> **TEXT BLOCK**

For the most part people are pretty unaware that I was planning on going on a mission. From September-December 2009 I was so excited and inspired by the thought of a mission. I started reading and studying my scriptures more, talked to lots of returned missionaries about it, made sure my parents supported it and would fund it, received the support of all my siblings, went to mission prep classes after church, steadily told more and more people I'd probably be going, started and near FINISHED my mission papers (only lacking hepatitis shots and clicking the "submit" button on the online papers, oh and didn't do the interviews). And it was going to be perfect- My little brother would be leaving on his mission and I'd be gone while he was, and back before he got back- and we'd share our marvelous experiences. And in the end, I'd be a better disciple, person, woman, teacher, leader, wife, mother, and perhaps with a another language under my belt depending on where I would have been sent.
But I had some hangups. I was battling some pretty bad anxiety during the whole preparation time, that I had to overcome rather quickly in order to be a useful missionary. Also, I was putting pressure on myself to leave ASAP. At 25 years old, I would be the oldest departing Sister-missionary that I personally knew of... and after an 18-month mission I didn't want to be 27 when I returned home. So that's why I wanted to be in the MTC by my half birthday- TODAY, March 23, 2010- so I could be home before my birthday on September 23, 2011. It was pretty trivial but that's just what mattered to me. It was a time limit to inspire me I guess.
Well the thing is, I never *really* prayed about it by that point. I'd had several "confirmations" along the way that were my motivation. And I was so excited at the thought of serving a mission, although pretty terrified about doing ACTUAL MISSIONARY WORK and had doubts about my capabilities, what with ADHD and all. And of course... I didn't want to miss out on finding an optimal husband, ha. But I had faith that if Heavenly Father wanted me to go, that I'd overcome those fears and I'd be able to succeed. So the first Sunday of December I prayed THE PRAYER about it, finally knowing 100% that I wanted to go and just wanted to see if Heavenly Father would give me a yes or a no.

> **LISTED RECORDS**
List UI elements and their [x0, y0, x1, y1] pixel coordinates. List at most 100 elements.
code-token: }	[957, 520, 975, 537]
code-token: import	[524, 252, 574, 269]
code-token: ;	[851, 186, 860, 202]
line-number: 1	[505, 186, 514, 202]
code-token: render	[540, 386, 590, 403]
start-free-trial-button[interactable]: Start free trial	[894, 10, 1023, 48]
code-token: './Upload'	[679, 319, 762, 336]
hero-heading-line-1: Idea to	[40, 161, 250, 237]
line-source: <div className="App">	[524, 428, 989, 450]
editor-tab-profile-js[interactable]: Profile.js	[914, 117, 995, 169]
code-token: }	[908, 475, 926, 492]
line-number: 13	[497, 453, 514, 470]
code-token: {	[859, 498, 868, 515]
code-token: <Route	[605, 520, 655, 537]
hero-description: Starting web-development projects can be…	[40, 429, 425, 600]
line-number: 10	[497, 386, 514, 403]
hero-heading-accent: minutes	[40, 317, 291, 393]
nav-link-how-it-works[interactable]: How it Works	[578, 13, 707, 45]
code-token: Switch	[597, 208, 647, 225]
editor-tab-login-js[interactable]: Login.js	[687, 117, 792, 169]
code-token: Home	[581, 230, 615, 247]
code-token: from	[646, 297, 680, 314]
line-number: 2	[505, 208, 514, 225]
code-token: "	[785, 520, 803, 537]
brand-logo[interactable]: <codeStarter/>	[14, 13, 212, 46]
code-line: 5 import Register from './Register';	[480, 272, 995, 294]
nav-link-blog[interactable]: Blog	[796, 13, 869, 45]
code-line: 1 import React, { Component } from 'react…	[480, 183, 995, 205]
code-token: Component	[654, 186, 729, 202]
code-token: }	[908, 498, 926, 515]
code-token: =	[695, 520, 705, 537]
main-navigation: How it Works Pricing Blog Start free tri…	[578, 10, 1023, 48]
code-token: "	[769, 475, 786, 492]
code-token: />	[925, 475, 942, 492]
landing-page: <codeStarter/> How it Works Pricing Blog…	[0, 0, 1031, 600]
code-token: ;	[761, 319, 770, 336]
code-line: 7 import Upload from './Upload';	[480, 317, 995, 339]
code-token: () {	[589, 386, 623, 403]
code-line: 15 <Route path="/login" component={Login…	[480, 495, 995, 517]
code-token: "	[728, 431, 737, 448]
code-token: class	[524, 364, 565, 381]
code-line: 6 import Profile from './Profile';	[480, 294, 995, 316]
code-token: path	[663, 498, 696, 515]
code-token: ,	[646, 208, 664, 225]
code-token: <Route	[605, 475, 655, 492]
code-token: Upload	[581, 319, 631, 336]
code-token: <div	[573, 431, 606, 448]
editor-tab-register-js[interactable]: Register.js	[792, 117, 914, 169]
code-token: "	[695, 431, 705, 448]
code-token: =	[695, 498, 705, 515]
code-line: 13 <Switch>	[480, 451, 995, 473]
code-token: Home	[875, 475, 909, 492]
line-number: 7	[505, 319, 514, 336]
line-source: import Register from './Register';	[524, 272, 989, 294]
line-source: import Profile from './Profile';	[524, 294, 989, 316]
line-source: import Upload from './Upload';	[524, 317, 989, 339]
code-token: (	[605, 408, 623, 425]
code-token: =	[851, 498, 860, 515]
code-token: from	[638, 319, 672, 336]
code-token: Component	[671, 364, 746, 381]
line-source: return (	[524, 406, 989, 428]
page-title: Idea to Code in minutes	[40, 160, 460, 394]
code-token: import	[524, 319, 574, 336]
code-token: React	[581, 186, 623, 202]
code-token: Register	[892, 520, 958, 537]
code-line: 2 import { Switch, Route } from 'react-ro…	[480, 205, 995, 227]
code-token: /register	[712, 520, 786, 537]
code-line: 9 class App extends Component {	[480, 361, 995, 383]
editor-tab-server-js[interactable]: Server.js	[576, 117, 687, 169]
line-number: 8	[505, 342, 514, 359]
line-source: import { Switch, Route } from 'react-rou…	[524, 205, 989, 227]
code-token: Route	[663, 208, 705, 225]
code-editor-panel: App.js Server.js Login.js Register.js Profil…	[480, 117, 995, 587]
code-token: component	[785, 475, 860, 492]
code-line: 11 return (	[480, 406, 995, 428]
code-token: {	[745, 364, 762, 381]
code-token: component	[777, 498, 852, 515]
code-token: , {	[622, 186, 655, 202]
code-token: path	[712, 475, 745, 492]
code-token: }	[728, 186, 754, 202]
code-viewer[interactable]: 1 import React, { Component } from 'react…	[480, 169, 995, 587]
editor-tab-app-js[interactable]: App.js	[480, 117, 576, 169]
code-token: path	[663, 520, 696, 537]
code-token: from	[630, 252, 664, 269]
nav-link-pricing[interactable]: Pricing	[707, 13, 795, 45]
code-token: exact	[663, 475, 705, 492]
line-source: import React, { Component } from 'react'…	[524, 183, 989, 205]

> **EXERCISE INSTRUCTIONS**
- a) Answer these questions from the mission post, giving each answer on its own line marked to match:
(i) During which months of 2009 was the writer excited and inspired by the thought of a mission?
(ii) How old would the writer be when departing as a Sister-missionary?
(iii) On which Sunday did the writer pray THE PRAYER about going?
- b) Please continue the mission post, picking up right after its final sentence.

> **RESULTS OF THE EXERCISE**
- a)
(i) September through December
(ii) 25 years old
(iii) The first Sunday of December

- b)
And a few hours later I got what I believe was my answer.
The answer came in an unexpected manner, and with immediate disappointment.
I still held onto the idea for a little longer, wondering if the answer was "real", but soon enough I saw my excitement and desires to serve a full-time mission drift away. And that's what confirmed it to me. I re-focused myself onto my back-up plan of figuring out a career, becoming an adult, and going on the MAN-HUNT again. Grr. I have to say that one of THE BEST things about preparing for a mission is that I DID NOT CARE ABOUT BOYS AT ALL during that time. I was so focused on other, wonderful things, i.e. the restored Gospel of Jesus Christ and becoming a more faithful and diligent member of the Church. It was a blessed time, even through my aggravating anxiety.
So here I am today, living with my parents, hogging up their basement. I'm not at the Missionary Training Center in Utah learning how to effectively teach people about the Gospel. But I'm pleased to say I don't have an excuse to give up on the whole endeavor, because I still have the duty to be a missionary here and now. So I've got a lot of work to do.
(For anyone who's totally confused by the jargon in this post, just ask me and I'll be happy to define/explain! You can send me a private message on Facebook or in an email if you like.)
OAHU
7 years ago


I'm glad you got it figured out (whether to go on a mission or not). Living with your parents isn't sooooo bad. I'm currently doing the same thing. Although its temporary, I'm really enjoying it. Its the longest I've been home since right after high school and before my mission. Good luck on your man hunt, haha.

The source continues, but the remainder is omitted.